** START OF Data to use **

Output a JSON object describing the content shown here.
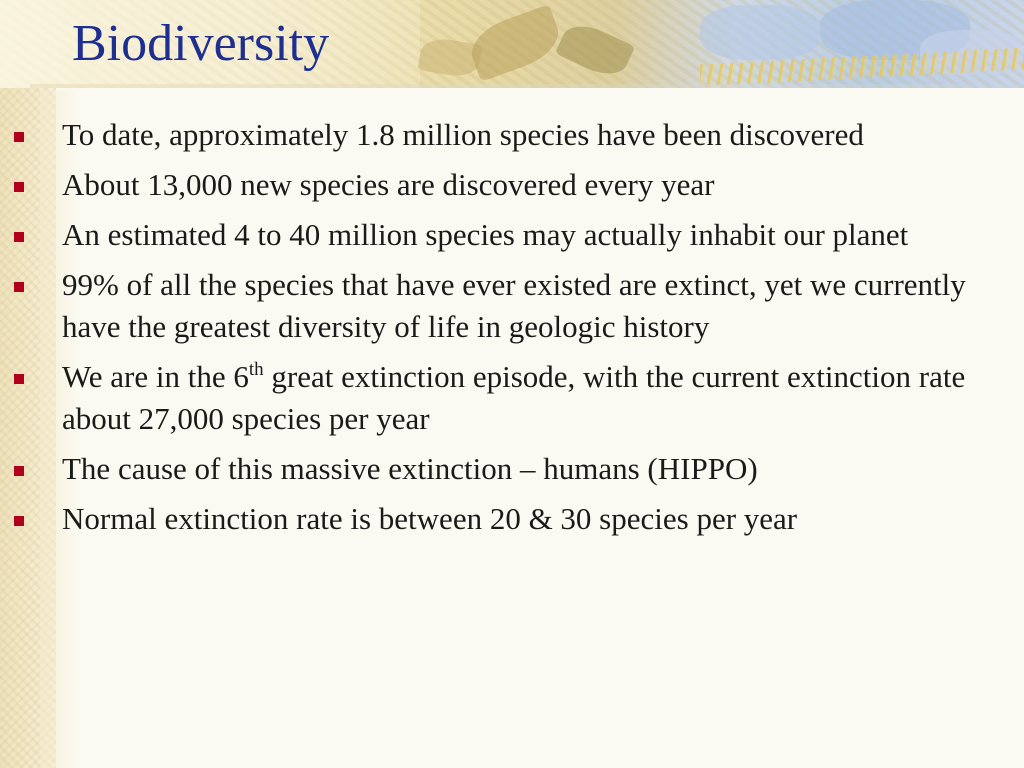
{
  "slide": {
    "title": "Biodiversity",
    "bullet_color": "#b0001e",
    "title_color": "#1f2f8f",
    "bullets": [
      "To date, approximately 1.8 million species have been discovered",
      "About 13,000 new species are discovered every year",
      "An estimated 4 to 40 million species may actually inhabit our planet",
      "99% of all the species that have ever existed are extinct, yet we currently have the greatest diversity of life in geologic history",
      {
        "before": "We are in the 6",
        "sup": "th",
        "after": " great extinction episode, with the current extinction rate about 27,000 species per year"
      },
      "The cause of this massive extinction – humans (HIPPO)",
      "Normal extinction rate is between 20 & 30 species per year"
    ]
  }
}
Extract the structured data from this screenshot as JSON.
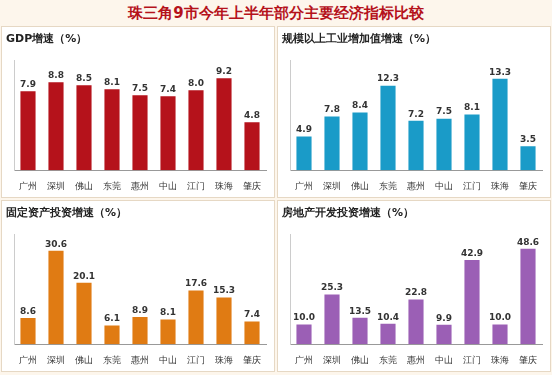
{
  "title": "珠三角9市今年上半年部分主要经济指标比较",
  "chart_data": [
    {
      "type": "bar",
      "title": "GDP增速（%）",
      "categories": [
        "广州",
        "深圳",
        "佛山",
        "东莞",
        "惠州",
        "中山",
        "江门",
        "珠海",
        "肇庆"
      ],
      "values": [
        7.9,
        8.8,
        8.5,
        8.1,
        7.5,
        7.4,
        8.0,
        9.2,
        4.8
      ],
      "value_labels": [
        "7.9",
        "8.8",
        "8.5",
        "8.1",
        "7.5",
        "7.4",
        "8.0",
        "9.2",
        "4.8"
      ],
      "color": "#b5121b",
      "ylim": [
        0,
        11
      ],
      "grid": false,
      "data_labels": true,
      "tick_labels": "x"
    },
    {
      "type": "bar",
      "title": "规模以上工业增加值增速（%）",
      "categories": [
        "广州",
        "深圳",
        "佛山",
        "东莞",
        "惠州",
        "中山",
        "江门",
        "珠海",
        "肇庆"
      ],
      "values": [
        4.9,
        7.8,
        8.4,
        12.3,
        7.2,
        7.5,
        8.1,
        13.3,
        3.5
      ],
      "value_labels": [
        "4.9",
        "7.8",
        "8.4",
        "12.3",
        "7.2",
        "7.5",
        "8.1",
        "13.3",
        "3.5"
      ],
      "color": "#1a9bc8",
      "ylim": [
        0,
        16
      ],
      "grid": false,
      "data_labels": true,
      "tick_labels": "x"
    },
    {
      "type": "bar",
      "title": "固定资产投资增速（%）",
      "categories": [
        "广州",
        "深圳",
        "佛山",
        "东莞",
        "惠州",
        "中山",
        "江门",
        "珠海",
        "肇庆"
      ],
      "values": [
        8.6,
        30.6,
        20.1,
        6.1,
        8.9,
        8.1,
        17.6,
        15.3,
        7.4
      ],
      "value_labels": [
        "8.6",
        "30.6",
        "20.1",
        "6.1",
        "8.9",
        "8.1",
        "17.6",
        "15.3",
        "7.4"
      ],
      "color": "#e07b13",
      "ylim": [
        0,
        36
      ],
      "grid": false,
      "data_labels": true,
      "tick_labels": "x"
    },
    {
      "type": "bar",
      "title": "房地产开发投资增速（%）",
      "categories": [
        "广州",
        "深圳",
        "佛山",
        "东莞",
        "惠州",
        "中山",
        "江门",
        "珠海",
        "肇庆"
      ],
      "values": [
        10.0,
        25.3,
        13.5,
        10.4,
        22.8,
        9.9,
        42.9,
        10.0,
        48.6
      ],
      "value_labels": [
        "10.0",
        "25.3",
        "13.5",
        "10.4",
        "22.8",
        "9.9",
        "42.9",
        "10.0",
        "48.6"
      ],
      "color": "#9b5fb5",
      "ylim": [
        0,
        56
      ],
      "grid": false,
      "data_labels": true,
      "tick_labels": "x"
    }
  ]
}
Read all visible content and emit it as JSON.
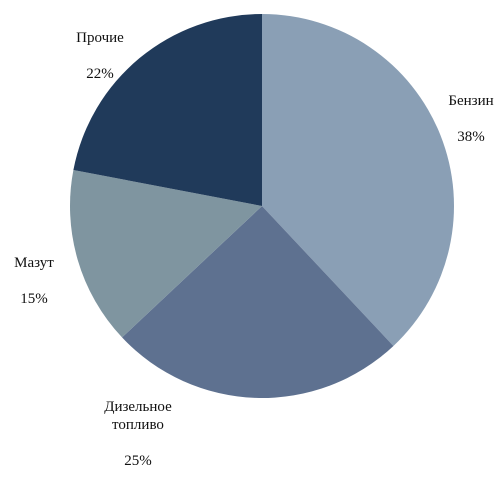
{
  "chart_data": {
    "type": "pie",
    "title": "",
    "start_angle": "12 o'clock",
    "direction": "clockwise",
    "slices": [
      {
        "label": "Бензин",
        "value": 38,
        "value_label": "38%",
        "color": "#8a9fb5"
      },
      {
        "label": "Дизельное топливо",
        "value": 25,
        "value_label": "25%",
        "color": "#5e7190"
      },
      {
        "label": "Мазут",
        "value": 15,
        "value_label": "15%",
        "color": "#7f95a0"
      },
      {
        "label": "Прочие",
        "value": 22,
        "value_label": "22%",
        "color": "#203a5a"
      }
    ]
  }
}
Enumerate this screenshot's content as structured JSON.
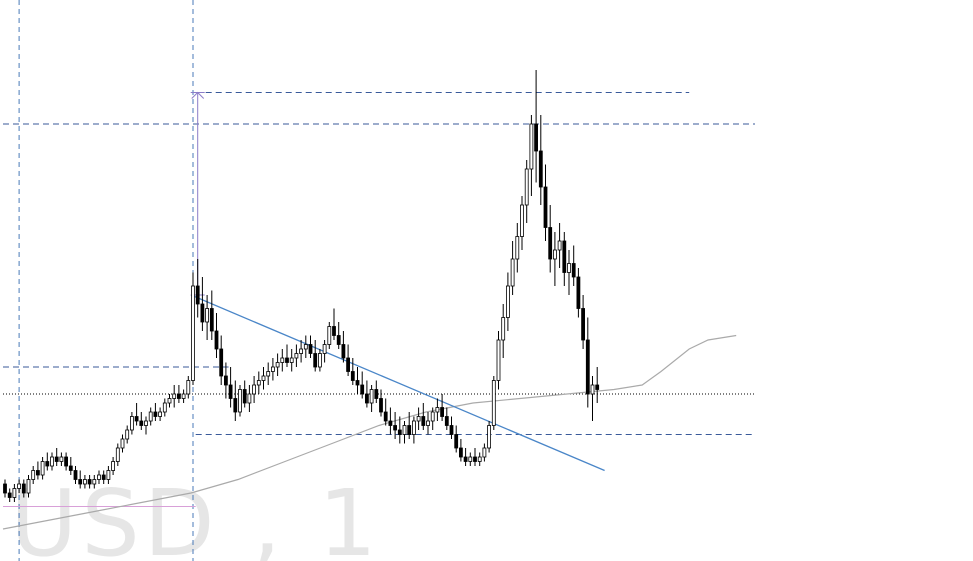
{
  "chart_data": {
    "type": "candlestick",
    "title": "",
    "watermark": "USD , 1",
    "grid": false,
    "y_range": [
      0,
      100
    ],
    "x_count": 160,
    "colors": {
      "background": "#ffffff",
      "bull_body": "#ffffff",
      "bear_body": "#000000",
      "wick": "#000000",
      "sma_line": "#aaaaaa",
      "trend_line": "#4a86c8",
      "measure_arrow": "#8b7cc8",
      "dashed_levels": "#3a5a9a",
      "current_price_line": "#000000",
      "session_line": "#d8a0d8",
      "vertical_markers": "#4a7ab8",
      "watermark": "#e6e6e6",
      "highlight_candle": "#c08050"
    },
    "candles": [
      [
        8,
        9,
        5,
        6
      ],
      [
        6,
        7,
        4,
        5
      ],
      [
        5,
        8,
        4,
        7
      ],
      [
        7,
        9,
        6,
        8
      ],
      [
        8,
        9,
        5,
        6
      ],
      [
        6,
        10,
        5,
        9
      ],
      [
        9,
        12,
        8,
        11
      ],
      [
        11,
        13,
        9,
        10
      ],
      [
        10,
        14,
        9,
        13
      ],
      [
        13,
        15,
        11,
        12
      ],
      [
        12,
        15,
        11,
        14
      ],
      [
        14,
        16,
        12,
        13
      ],
      [
        13,
        15,
        12,
        14
      ],
      [
        14,
        15,
        11,
        12
      ],
      [
        12,
        14,
        10,
        11
      ],
      [
        11,
        12,
        8,
        9
      ],
      [
        9,
        11,
        7,
        8
      ],
      [
        8,
        10,
        7,
        9
      ],
      [
        9,
        10,
        7,
        8
      ],
      [
        8,
        10,
        7,
        9
      ],
      [
        9,
        11,
        8,
        10
      ],
      [
        10,
        11,
        8,
        9
      ],
      [
        9,
        12,
        8,
        11
      ],
      [
        11,
        14,
        10,
        13
      ],
      [
        13,
        17,
        12,
        16
      ],
      [
        16,
        19,
        15,
        18
      ],
      [
        18,
        21,
        17,
        20
      ],
      [
        20,
        24,
        19,
        23
      ],
      [
        23,
        26,
        21,
        22
      ],
      [
        22,
        24,
        20,
        21
      ],
      [
        21,
        23,
        19,
        22
      ],
      [
        22,
        25,
        21,
        24
      ],
      [
        24,
        26,
        22,
        23
      ],
      [
        23,
        25,
        22,
        24
      ],
      [
        24,
        27,
        23,
        26
      ],
      [
        26,
        28,
        25,
        27
      ],
      [
        27,
        30,
        25,
        28
      ],
      [
        28,
        30,
        26,
        27
      ],
      [
        27,
        29,
        26,
        28
      ],
      [
        28,
        32,
        27,
        31
      ],
      [
        31,
        55,
        30,
        52
      ],
      [
        52,
        58,
        45,
        48
      ],
      [
        48,
        54,
        42,
        44
      ],
      [
        44,
        50,
        40,
        47
      ],
      [
        47,
        51,
        40,
        42
      ],
      [
        42,
        46,
        36,
        38
      ],
      [
        38,
        41,
        30,
        32
      ],
      [
        32,
        35,
        27,
        30
      ],
      [
        30,
        34,
        25,
        27
      ],
      [
        27,
        31,
        22,
        24
      ],
      [
        24,
        30,
        23,
        29
      ],
      [
        29,
        31,
        25,
        26
      ],
      [
        26,
        30,
        24,
        28
      ],
      [
        28,
        32,
        26,
        30
      ],
      [
        30,
        33,
        28,
        31
      ],
      [
        31,
        34,
        29,
        32
      ],
      [
        32,
        35,
        30,
        33
      ],
      [
        33,
        36,
        31,
        34
      ],
      [
        34,
        37,
        32,
        35
      ],
      [
        35,
        38,
        33,
        36
      ],
      [
        36,
        39,
        34,
        35
      ],
      [
        35,
        38,
        33,
        36
      ],
      [
        36,
        39,
        34,
        37
      ],
      [
        37,
        40,
        35,
        38
      ],
      [
        38,
        41,
        36,
        39
      ],
      [
        39,
        41,
        36,
        37
      ],
      [
        37,
        40,
        33,
        34
      ],
      [
        34,
        38,
        33,
        37
      ],
      [
        37,
        40,
        35,
        39
      ],
      [
        39,
        44,
        38,
        43
      ],
      [
        43,
        47,
        40,
        41
      ],
      [
        41,
        44,
        38,
        39
      ],
      [
        39,
        42,
        35,
        36
      ],
      [
        36,
        39,
        32,
        33
      ],
      [
        33,
        36,
        30,
        31
      ],
      [
        31,
        34,
        28,
        30
      ],
      [
        30,
        33,
        27,
        28
      ],
      [
        28,
        31,
        25,
        26
      ],
      [
        26,
        30,
        24,
        29
      ],
      [
        29,
        31,
        26,
        27
      ],
      [
        27,
        29,
        23,
        24
      ],
      [
        24,
        27,
        21,
        22
      ],
      [
        22,
        25,
        19,
        21
      ],
      [
        21,
        24,
        18,
        20
      ],
      [
        20,
        23,
        17,
        19
      ],
      [
        19,
        22,
        17,
        21
      ],
      [
        21,
        24,
        18,
        19
      ],
      [
        19,
        23,
        17,
        22
      ],
      [
        22,
        25,
        20,
        23
      ],
      [
        23,
        26,
        20,
        21
      ],
      [
        21,
        24,
        19,
        22
      ],
      [
        22,
        25,
        20,
        24
      ],
      [
        24,
        27,
        22,
        25
      ],
      [
        25,
        28,
        22,
        23
      ],
      [
        23,
        25,
        20,
        21
      ],
      [
        21,
        23,
        18,
        19
      ],
      [
        19,
        21,
        15,
        16
      ],
      [
        16,
        18,
        13,
        14
      ],
      [
        14,
        16,
        12,
        13
      ],
      [
        13,
        15,
        12,
        14
      ],
      [
        14,
        16,
        12,
        13
      ],
      [
        13,
        15,
        12,
        14
      ],
      [
        14,
        17,
        13,
        16
      ],
      [
        16,
        22,
        15,
        21
      ],
      [
        21,
        32,
        20,
        31
      ],
      [
        31,
        42,
        29,
        40
      ],
      [
        40,
        48,
        36,
        45
      ],
      [
        45,
        55,
        42,
        52
      ],
      [
        52,
        62,
        50,
        58
      ],
      [
        58,
        66,
        55,
        63
      ],
      [
        63,
        72,
        60,
        70
      ],
      [
        70,
        80,
        66,
        78
      ],
      [
        78,
        90,
        72,
        88
      ],
      [
        88,
        100,
        75,
        82
      ],
      [
        82,
        90,
        70,
        74
      ],
      [
        74,
        79,
        62,
        65
      ],
      [
        65,
        70,
        55,
        58
      ],
      [
        58,
        64,
        52,
        60
      ],
      [
        60,
        66,
        56,
        62
      ],
      [
        62,
        64,
        52,
        55
      ],
      [
        55,
        60,
        50,
        57
      ],
      [
        57,
        61,
        52,
        54
      ],
      [
        54,
        56,
        45,
        47
      ],
      [
        47,
        50,
        38,
        40
      ],
      [
        40,
        45,
        25,
        28
      ],
      [
        28,
        32,
        22,
        30
      ],
      [
        30,
        34,
        26,
        29
      ]
    ],
    "sma": [
      [
        0,
        -2
      ],
      [
        10,
        0
      ],
      [
        20,
        2
      ],
      [
        30,
        4
      ],
      [
        40,
        6
      ],
      [
        50,
        9
      ],
      [
        60,
        13
      ],
      [
        70,
        17
      ],
      [
        80,
        21
      ],
      [
        90,
        24
      ],
      [
        100,
        26
      ],
      [
        110,
        27
      ],
      [
        120,
        28
      ],
      [
        130,
        29
      ],
      [
        136,
        30
      ],
      [
        140,
        33
      ],
      [
        146,
        38
      ],
      [
        150,
        40
      ],
      [
        156,
        41
      ]
    ],
    "trend_line": {
      "from": [
        40,
        50
      ],
      "to": [
        128,
        11
      ]
    },
    "measure_arrow": {
      "x": 41,
      "from": 50,
      "to": 95
    },
    "levels": [
      {
        "y": 95,
        "x_from": 41,
        "x_to": 146,
        "style": "dashed"
      },
      {
        "y": 88,
        "x_from": 0,
        "x_to": 160,
        "style": "dashed"
      },
      {
        "y": 34,
        "x_from": 0,
        "x_to": 48,
        "style": "dashed"
      },
      {
        "y": 28,
        "x_from": 0,
        "x_to": 160,
        "style": "dotted"
      },
      {
        "y": 19,
        "x_from": 41,
        "x_to": 160,
        "style": "dashed"
      },
      {
        "y": 3,
        "x_from": 0,
        "x_to": 41,
        "style": "solid"
      }
    ],
    "vertical_markers": [
      3,
      40
    ]
  }
}
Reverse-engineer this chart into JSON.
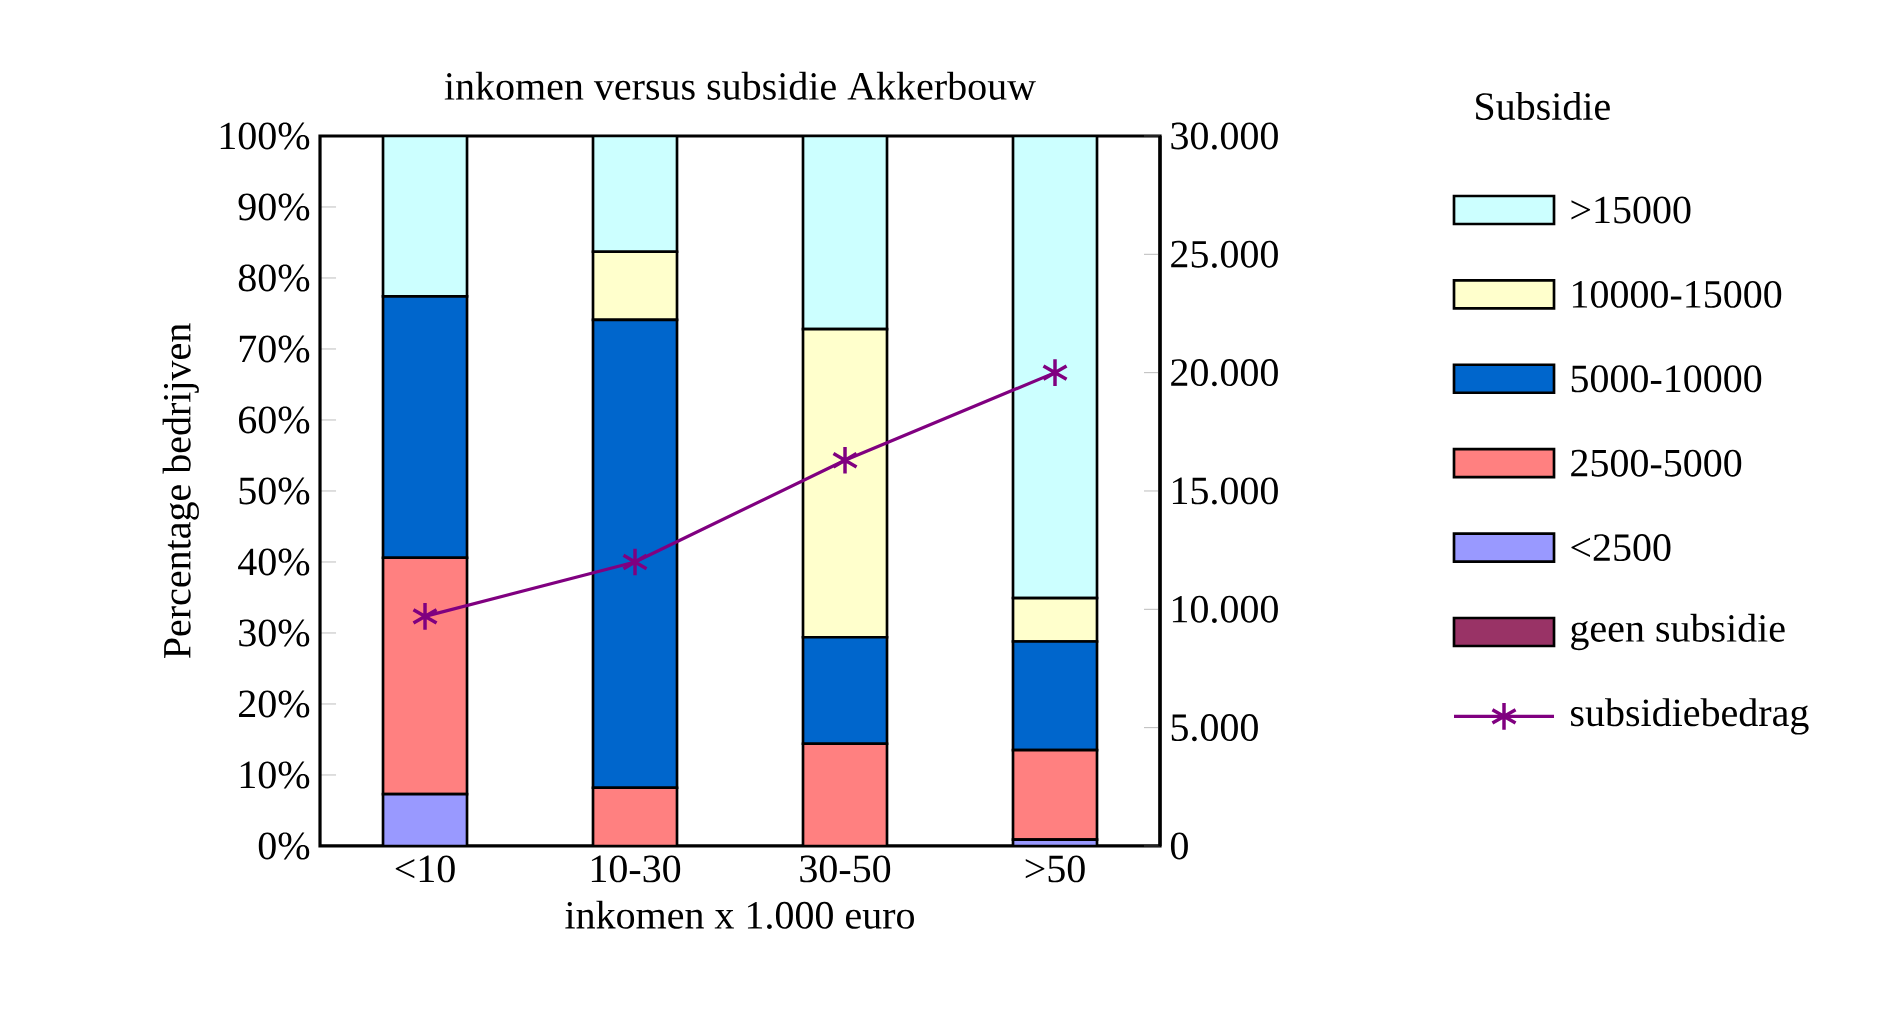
{
  "chart_data": {
    "type": "bar",
    "title": "inkomen versus subsidie Akkerbouw",
    "xlabel": "inkomen x 1.000 euro",
    "ylabel": "Percentage bedrijven",
    "legend_title": "Subsidie",
    "categories": [
      "<10",
      "10-30",
      "30-50",
      ">50"
    ],
    "stacked": true,
    "legend": "right",
    "ylim": [
      0,
      100
    ],
    "yticks": [
      {
        "value": 0,
        "label": "0%"
      },
      {
        "value": 10,
        "label": "10%"
      },
      {
        "value": 20,
        "label": "20%"
      },
      {
        "value": 30,
        "label": "30%"
      },
      {
        "value": 40,
        "label": "40%"
      },
      {
        "value": 50,
        "label": "50%"
      },
      {
        "value": 60,
        "label": "60%"
      },
      {
        "value": 70,
        "label": "70%"
      },
      {
        "value": 80,
        "label": "80%"
      },
      {
        "value": 90,
        "label": "90%"
      },
      {
        "value": 100,
        "label": "100%"
      }
    ],
    "y2lim": [
      0,
      30000
    ],
    "y2ticks": [
      0,
      {
        "value": 5000,
        "label": "5.000"
      },
      {
        "value": 10000,
        "label": "10.000"
      },
      {
        "value": 15000,
        "label": "15.000"
      },
      {
        "value": 20000,
        "label": "20.000"
      },
      {
        "value": 25000,
        "label": "25.000"
      },
      {
        "value": 30000,
        "label": "30.000"
      }
    ],
    "series": [
      {
        "name": "geen subsidie",
        "color": "#993366",
        "values": [
          0,
          0,
          0,
          0
        ]
      },
      {
        "name": "<2500",
        "color": "#9999ff",
        "values": [
          7.3,
          0,
          0,
          0.9
        ]
      },
      {
        "name": "2500-5000",
        "color": "#ff8080",
        "values": [
          33.3,
          8.2,
          14.4,
          12.6
        ]
      },
      {
        "name": "5000-10000",
        "color": "#0066cc",
        "values": [
          36.8,
          65.9,
          15.0,
          15.3
        ]
      },
      {
        "name": "10000-15000",
        "color": "#ffffcc",
        "values": [
          null,
          9.6,
          43.4,
          6.1
        ]
      },
      {
        "name": ">15000",
        "color": "#ccffff",
        "values": [
          22.6,
          16.3,
          27.2,
          65.1
        ]
      },
      {
        "name": "subsidiebedrag",
        "type": "line",
        "axis": "y2",
        "marker": "cross",
        "color": "#800080",
        "values": [
          9700,
          12000,
          16300,
          20000
        ]
      }
    ]
  }
}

** END OF Data to use **

What is expected
Return nothing except the number of lines that include the string "inkomen".

Answer for the task
2